#### Текст упражнения

Но зиме, казалось, конца не было: чуть повеет теплом — и вдруг опять подует холодный ветер и леденит все кругом.
Особенно трудно было работать зимой техникам. Летали обычно с захода солнца до рассвета: в четыре часа дня выруливали машины со стоянки и ровно в девять утра заруливали обратно. Оставалось семь часов на то, чтобы осмотреть машины, отмыть с самолетов грязь, подготовить их к «очным полетам. Времени для сна было очень мало. Систематическое недосыпание плохо сказывалось на здоровье. Тогда было организовано бригадное обслуживание самолетов. Пока одна бригада работала, другая отдыхала.
Летчикам и штурманам было легче. После полетов они забирались в свои хаты, ходили друг к другу в гости, а в нелетные дни даже устраивали товарищеские вечеринки, чаще всего посвященные чьему-либо дню рождения. [216] Виновница торжества получала много поздравлений и в стихах и в прозе. Заранее припасались подарки, — кто что мог. Иногда даже умудрялись печь пироги, хотя с дровами было очень плохо.

########
#### Приведенный перечень

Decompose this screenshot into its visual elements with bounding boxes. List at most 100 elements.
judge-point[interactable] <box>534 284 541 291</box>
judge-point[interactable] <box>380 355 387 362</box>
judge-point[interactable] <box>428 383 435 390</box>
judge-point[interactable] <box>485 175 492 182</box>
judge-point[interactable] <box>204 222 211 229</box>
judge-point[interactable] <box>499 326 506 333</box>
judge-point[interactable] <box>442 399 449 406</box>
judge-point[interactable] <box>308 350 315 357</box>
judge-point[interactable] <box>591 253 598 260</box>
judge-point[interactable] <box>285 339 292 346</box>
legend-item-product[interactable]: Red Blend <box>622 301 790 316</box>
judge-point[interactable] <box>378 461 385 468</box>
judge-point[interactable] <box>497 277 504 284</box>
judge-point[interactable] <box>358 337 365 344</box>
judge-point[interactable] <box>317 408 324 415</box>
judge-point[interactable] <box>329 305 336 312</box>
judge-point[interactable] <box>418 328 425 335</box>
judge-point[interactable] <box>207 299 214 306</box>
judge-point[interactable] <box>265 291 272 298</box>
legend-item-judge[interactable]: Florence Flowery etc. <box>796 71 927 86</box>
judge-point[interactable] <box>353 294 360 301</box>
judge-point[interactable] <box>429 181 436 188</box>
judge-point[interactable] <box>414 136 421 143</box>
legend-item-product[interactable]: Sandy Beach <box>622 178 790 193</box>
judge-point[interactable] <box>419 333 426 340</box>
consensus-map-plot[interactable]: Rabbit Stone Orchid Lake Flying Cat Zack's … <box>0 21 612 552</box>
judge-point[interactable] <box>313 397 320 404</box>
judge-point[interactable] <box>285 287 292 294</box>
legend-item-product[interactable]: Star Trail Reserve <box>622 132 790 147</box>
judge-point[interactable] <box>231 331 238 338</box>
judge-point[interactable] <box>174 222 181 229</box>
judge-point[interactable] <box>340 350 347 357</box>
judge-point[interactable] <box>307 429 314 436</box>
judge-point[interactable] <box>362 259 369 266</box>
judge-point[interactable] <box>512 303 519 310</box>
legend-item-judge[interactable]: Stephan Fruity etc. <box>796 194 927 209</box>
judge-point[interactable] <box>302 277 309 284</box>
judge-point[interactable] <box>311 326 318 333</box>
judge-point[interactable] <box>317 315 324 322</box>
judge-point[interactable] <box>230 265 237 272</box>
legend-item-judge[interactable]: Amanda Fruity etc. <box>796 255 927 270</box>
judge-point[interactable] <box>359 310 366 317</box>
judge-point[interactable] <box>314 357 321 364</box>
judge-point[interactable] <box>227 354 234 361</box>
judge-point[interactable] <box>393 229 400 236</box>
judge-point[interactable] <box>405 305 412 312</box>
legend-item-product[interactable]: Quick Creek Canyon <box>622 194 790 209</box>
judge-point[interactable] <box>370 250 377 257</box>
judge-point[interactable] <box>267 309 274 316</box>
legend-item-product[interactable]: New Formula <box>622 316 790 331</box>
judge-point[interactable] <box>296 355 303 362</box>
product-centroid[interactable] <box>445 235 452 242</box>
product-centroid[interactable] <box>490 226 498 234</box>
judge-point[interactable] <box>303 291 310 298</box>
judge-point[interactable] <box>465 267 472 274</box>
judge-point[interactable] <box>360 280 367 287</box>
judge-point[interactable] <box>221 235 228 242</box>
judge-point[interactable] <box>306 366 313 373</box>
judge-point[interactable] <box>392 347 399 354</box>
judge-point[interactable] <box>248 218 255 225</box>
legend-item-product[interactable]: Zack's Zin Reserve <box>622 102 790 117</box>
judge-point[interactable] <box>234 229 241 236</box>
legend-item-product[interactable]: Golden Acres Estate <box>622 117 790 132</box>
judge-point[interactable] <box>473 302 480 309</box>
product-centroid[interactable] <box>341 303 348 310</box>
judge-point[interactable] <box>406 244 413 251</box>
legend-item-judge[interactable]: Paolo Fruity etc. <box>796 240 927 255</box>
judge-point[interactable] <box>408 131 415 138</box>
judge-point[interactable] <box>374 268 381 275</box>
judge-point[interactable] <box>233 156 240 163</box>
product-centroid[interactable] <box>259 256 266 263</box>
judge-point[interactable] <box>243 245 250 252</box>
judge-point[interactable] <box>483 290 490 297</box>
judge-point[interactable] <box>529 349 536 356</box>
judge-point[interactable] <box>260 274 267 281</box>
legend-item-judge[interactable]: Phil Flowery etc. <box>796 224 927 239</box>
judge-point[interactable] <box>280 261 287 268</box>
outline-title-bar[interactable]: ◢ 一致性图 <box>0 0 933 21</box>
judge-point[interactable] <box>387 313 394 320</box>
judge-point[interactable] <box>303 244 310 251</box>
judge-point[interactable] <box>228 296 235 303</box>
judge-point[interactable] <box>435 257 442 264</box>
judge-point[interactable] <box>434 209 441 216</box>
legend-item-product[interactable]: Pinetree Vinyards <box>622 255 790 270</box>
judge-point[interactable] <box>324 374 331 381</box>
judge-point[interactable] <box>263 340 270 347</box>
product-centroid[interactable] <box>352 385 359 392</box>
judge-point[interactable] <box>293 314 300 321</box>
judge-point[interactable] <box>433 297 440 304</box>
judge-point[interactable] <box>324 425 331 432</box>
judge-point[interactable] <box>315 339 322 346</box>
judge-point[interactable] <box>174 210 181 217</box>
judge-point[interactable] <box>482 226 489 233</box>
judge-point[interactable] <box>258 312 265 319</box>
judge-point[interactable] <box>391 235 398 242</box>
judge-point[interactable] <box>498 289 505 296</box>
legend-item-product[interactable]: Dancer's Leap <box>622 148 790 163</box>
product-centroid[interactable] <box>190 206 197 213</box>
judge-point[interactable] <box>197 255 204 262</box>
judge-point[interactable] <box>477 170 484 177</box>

########

#### Задания
1. Можете слово в слово повторить часть отрывка о зимней работе летчиков и техников между "Летчикам и штурманам" и "было очень плохо." включительно?
2. Продолжите отрывок о зимней работе летчиков и техников после его последнего предложения.

#### Ответы по заданиям
1.
Летчикам и штурманам было легче. После полетов они забирались в свои хаты, ходили друг к другу в гости, а в нелетные дни даже устраивали товарищеские вечеринки, чаще всего посвященные чьему-либо дню рождения. [216] Виновница торжества получала много поздравлений и в стихах и в прозе. Заранее припасались подарки, — кто что мог. Иногда даже умудрялись печь пироги, хотя с дровами было очень плохо.

2.
Но зима и им опостылела сверх меры: воевали в полсилы!
Вот почему так загорелись глаза Люси Клопковой и ее подруг, когда их хозяйка, по обыкновению усаживая «доченек» за стол ранним утром, торжественно объявила однажды:
— А зиме-то пришел конец. Видите, небо какое сегодня? Весной дышит...
С приходом весны советские войска в соответствии с планом командования усилили свой натиск на врага на этом фронте.
А вскоре началось решительное наступление на Керчь.
В апрельские дни гул авиационных моторов не затихал над Керченским проливом.
Днем через пролив и обратно на большой высоте проносились наши тяжелые бомбардировщики и истребители, а с наступлением сумерек и до рассвета работала ночная бомбардировочная авиация. Снова настало время «ночей-максимум».
Полк наносил удары по укрепленным пунктам противника к западу и юго-западу от Керчи. Помимо бомб, экипажи сбрасывали десятки тысяч листовок, убеждая фашистов прекратить сопротивление, ставшее бессмысленным.
В одну из апрельских ночей к Люсе Клопковой, только что вернувшейся из полета, подошла Женя Руднева.
— Давай полетим на Керчь, — сказала она. — Там сегодня лес прожекторов, сильный зенитный огонь, и все наши экипажи работают по запасным целям, а мы с тобой ударим в лоб — хочешь?
— А что скажет майор? — нерешительно спросила Люся, имея в виду Бершанскую.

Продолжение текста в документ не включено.